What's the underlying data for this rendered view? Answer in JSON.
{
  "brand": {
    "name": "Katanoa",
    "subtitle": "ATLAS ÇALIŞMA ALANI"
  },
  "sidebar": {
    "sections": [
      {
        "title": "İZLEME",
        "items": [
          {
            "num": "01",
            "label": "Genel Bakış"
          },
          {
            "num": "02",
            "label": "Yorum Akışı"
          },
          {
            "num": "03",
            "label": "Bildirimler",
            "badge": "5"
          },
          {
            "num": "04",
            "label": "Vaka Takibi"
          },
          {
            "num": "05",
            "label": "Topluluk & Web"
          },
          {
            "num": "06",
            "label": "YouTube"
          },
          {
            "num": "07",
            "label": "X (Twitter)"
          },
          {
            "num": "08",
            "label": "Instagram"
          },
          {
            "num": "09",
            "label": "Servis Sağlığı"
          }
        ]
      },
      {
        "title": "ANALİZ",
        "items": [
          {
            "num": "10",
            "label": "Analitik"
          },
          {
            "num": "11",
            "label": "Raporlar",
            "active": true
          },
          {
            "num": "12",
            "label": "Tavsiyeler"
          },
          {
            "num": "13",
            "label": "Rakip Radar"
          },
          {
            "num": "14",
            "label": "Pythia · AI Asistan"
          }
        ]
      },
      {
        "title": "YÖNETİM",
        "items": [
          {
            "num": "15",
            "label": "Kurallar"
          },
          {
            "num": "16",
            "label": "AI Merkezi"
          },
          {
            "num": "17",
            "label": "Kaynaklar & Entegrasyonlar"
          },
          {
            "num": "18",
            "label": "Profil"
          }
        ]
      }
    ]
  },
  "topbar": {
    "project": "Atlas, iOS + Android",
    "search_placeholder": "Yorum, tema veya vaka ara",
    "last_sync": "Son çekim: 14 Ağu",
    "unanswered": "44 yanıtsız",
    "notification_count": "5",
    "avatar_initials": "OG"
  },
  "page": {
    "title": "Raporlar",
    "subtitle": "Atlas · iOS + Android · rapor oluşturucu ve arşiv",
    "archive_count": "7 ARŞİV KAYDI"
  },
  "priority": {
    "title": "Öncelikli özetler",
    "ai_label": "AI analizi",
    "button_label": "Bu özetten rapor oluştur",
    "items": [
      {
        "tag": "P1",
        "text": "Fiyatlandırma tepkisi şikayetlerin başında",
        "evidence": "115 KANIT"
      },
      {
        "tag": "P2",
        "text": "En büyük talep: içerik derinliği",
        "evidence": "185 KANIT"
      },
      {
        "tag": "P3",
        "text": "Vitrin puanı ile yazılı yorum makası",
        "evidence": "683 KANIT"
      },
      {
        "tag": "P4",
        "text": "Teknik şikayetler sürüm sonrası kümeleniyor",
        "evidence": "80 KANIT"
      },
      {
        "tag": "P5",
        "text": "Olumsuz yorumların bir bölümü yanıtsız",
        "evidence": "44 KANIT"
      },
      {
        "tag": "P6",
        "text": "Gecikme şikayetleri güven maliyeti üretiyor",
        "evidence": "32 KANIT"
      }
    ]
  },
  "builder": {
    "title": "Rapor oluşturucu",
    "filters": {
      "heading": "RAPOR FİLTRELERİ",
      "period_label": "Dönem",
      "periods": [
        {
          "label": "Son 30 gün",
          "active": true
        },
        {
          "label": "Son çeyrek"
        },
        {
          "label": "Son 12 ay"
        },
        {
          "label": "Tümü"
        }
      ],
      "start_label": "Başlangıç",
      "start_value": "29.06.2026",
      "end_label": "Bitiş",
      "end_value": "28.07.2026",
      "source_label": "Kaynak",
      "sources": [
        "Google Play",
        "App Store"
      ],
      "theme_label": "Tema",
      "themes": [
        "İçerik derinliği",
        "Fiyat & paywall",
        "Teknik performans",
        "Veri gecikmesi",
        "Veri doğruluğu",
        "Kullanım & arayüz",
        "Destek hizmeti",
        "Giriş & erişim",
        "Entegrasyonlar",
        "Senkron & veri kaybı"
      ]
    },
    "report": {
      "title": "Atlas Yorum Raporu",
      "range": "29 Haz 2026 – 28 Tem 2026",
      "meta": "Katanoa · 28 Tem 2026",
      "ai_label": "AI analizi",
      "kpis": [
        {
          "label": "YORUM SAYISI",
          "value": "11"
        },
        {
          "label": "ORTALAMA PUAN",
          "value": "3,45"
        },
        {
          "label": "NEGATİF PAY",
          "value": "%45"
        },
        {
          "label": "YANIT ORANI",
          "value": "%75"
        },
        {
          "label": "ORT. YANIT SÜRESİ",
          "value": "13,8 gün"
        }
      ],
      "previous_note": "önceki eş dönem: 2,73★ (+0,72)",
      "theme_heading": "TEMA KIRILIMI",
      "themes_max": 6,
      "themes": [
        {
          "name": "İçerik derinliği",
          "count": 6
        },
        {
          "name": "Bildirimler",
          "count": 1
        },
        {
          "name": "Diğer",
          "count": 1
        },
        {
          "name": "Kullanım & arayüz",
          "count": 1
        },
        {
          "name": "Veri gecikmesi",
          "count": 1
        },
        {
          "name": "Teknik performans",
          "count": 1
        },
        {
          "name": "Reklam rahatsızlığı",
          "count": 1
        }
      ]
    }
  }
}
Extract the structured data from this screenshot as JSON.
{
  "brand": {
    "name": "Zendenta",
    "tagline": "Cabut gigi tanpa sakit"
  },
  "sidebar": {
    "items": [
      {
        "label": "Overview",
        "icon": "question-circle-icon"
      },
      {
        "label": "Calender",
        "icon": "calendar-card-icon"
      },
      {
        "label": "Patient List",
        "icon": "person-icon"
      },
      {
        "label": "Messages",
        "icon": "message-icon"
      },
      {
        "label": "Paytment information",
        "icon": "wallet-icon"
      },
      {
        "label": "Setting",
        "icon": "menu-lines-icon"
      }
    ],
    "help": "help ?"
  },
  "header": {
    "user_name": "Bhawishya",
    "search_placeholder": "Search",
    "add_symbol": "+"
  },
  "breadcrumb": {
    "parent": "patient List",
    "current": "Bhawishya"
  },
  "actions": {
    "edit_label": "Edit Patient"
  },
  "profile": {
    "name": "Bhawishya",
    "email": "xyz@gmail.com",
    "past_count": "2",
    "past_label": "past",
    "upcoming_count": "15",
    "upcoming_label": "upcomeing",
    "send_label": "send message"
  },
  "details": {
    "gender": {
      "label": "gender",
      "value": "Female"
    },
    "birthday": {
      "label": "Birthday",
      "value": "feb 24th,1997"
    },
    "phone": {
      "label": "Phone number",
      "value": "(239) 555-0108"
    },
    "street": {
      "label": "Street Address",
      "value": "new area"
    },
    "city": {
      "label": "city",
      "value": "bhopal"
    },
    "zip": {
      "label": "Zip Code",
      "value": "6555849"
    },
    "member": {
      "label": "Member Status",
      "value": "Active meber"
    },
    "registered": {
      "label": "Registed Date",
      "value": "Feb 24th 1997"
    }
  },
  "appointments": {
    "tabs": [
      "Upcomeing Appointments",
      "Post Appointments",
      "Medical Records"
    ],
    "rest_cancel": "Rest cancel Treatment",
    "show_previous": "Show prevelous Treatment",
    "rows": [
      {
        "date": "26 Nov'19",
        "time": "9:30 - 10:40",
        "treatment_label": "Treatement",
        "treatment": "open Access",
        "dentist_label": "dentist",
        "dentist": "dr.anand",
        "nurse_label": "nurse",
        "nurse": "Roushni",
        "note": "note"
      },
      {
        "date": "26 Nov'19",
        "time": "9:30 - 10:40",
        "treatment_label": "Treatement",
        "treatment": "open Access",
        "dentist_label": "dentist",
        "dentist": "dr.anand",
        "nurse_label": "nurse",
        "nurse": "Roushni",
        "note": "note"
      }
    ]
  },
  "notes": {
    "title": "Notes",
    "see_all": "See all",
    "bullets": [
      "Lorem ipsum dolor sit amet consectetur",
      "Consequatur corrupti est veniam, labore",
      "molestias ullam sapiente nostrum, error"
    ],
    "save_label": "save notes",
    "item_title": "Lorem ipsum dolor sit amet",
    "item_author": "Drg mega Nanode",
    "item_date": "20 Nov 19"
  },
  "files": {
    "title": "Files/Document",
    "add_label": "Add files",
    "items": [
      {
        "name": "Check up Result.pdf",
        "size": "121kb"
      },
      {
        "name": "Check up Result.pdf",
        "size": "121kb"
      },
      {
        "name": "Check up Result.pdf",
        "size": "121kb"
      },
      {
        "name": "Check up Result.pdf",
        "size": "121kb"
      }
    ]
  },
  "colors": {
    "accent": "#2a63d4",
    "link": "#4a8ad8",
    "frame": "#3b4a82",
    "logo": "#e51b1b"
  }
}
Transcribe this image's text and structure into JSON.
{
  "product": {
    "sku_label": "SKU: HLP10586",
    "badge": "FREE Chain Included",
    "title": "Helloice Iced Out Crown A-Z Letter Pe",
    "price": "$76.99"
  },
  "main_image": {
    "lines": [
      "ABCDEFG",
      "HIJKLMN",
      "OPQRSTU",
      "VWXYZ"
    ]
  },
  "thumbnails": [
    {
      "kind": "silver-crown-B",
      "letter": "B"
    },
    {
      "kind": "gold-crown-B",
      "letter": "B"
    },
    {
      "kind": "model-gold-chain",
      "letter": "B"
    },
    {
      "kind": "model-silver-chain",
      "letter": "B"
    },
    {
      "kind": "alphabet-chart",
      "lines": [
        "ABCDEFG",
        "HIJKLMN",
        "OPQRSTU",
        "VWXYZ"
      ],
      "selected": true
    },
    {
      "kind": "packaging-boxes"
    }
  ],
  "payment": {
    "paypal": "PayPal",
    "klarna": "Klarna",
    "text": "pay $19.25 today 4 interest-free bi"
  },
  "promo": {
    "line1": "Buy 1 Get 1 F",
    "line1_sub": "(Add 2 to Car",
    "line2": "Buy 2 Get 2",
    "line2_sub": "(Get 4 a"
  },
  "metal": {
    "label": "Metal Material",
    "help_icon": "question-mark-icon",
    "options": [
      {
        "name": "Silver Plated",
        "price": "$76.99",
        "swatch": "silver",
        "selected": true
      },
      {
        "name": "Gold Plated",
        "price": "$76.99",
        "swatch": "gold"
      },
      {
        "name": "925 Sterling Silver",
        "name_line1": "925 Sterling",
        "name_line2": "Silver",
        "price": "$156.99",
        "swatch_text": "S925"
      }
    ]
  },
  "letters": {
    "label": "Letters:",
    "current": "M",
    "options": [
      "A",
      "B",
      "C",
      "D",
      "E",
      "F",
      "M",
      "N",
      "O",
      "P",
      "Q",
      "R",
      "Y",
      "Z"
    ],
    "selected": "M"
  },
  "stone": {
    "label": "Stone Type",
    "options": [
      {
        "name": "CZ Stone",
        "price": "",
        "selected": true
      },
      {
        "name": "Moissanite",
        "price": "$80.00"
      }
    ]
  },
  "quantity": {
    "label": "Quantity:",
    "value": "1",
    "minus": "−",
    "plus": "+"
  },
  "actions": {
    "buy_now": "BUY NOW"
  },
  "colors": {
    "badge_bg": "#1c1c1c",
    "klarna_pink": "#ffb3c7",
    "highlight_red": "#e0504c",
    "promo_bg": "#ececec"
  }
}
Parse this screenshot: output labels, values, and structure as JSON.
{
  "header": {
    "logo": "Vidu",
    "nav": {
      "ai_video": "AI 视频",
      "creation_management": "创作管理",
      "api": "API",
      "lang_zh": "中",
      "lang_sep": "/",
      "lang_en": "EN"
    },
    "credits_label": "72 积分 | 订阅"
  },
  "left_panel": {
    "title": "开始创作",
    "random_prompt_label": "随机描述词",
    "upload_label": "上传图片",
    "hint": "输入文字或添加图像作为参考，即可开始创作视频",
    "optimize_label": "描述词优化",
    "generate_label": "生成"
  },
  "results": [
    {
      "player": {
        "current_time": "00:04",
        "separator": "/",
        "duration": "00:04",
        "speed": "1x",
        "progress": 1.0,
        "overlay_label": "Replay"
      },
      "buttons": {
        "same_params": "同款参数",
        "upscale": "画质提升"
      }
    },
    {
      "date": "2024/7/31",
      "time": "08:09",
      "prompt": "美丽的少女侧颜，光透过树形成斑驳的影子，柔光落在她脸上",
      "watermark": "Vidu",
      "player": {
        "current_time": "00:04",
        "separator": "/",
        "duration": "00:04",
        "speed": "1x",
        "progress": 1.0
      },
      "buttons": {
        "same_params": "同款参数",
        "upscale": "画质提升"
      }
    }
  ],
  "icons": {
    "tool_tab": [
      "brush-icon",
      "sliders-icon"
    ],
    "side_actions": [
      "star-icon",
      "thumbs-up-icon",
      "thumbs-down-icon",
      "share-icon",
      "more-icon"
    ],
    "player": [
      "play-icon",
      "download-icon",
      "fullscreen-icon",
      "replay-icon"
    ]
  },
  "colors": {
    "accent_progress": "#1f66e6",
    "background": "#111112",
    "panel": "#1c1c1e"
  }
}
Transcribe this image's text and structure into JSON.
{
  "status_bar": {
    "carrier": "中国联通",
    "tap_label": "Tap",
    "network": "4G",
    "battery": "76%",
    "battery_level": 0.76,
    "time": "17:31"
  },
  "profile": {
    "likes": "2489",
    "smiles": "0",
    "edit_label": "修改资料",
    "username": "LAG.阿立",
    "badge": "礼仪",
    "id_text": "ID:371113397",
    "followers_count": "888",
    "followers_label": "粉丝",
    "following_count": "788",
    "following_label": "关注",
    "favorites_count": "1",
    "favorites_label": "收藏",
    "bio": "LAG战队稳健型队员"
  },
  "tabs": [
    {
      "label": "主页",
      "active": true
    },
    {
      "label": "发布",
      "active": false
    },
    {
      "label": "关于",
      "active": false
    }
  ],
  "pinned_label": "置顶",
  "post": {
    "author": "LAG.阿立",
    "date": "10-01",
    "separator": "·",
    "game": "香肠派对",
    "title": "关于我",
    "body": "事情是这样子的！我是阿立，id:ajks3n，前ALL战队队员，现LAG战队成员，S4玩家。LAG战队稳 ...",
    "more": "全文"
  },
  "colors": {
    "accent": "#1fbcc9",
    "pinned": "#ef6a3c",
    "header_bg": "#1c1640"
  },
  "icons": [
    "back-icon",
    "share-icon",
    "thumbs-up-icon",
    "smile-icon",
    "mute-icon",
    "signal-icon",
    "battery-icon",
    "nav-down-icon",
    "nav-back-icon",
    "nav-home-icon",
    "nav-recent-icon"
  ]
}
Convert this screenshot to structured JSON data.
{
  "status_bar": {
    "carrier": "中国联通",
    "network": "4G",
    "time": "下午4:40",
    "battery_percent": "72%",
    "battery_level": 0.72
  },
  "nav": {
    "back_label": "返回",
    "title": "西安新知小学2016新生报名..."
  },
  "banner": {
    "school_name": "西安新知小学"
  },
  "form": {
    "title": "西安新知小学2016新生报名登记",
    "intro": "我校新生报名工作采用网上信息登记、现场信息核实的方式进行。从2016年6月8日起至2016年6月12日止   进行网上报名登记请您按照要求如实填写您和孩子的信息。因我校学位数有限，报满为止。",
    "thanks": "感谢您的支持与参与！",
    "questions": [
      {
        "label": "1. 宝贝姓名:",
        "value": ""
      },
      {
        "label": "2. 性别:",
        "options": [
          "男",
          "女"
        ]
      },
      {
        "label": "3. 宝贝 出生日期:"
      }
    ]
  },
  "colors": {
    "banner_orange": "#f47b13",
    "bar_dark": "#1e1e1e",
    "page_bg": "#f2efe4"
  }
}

(Directions for this task):
Show every line from the entries above in which the word "List" appears.

(Exercise output):
        "label": "Patient List",
    "parent": "patient List",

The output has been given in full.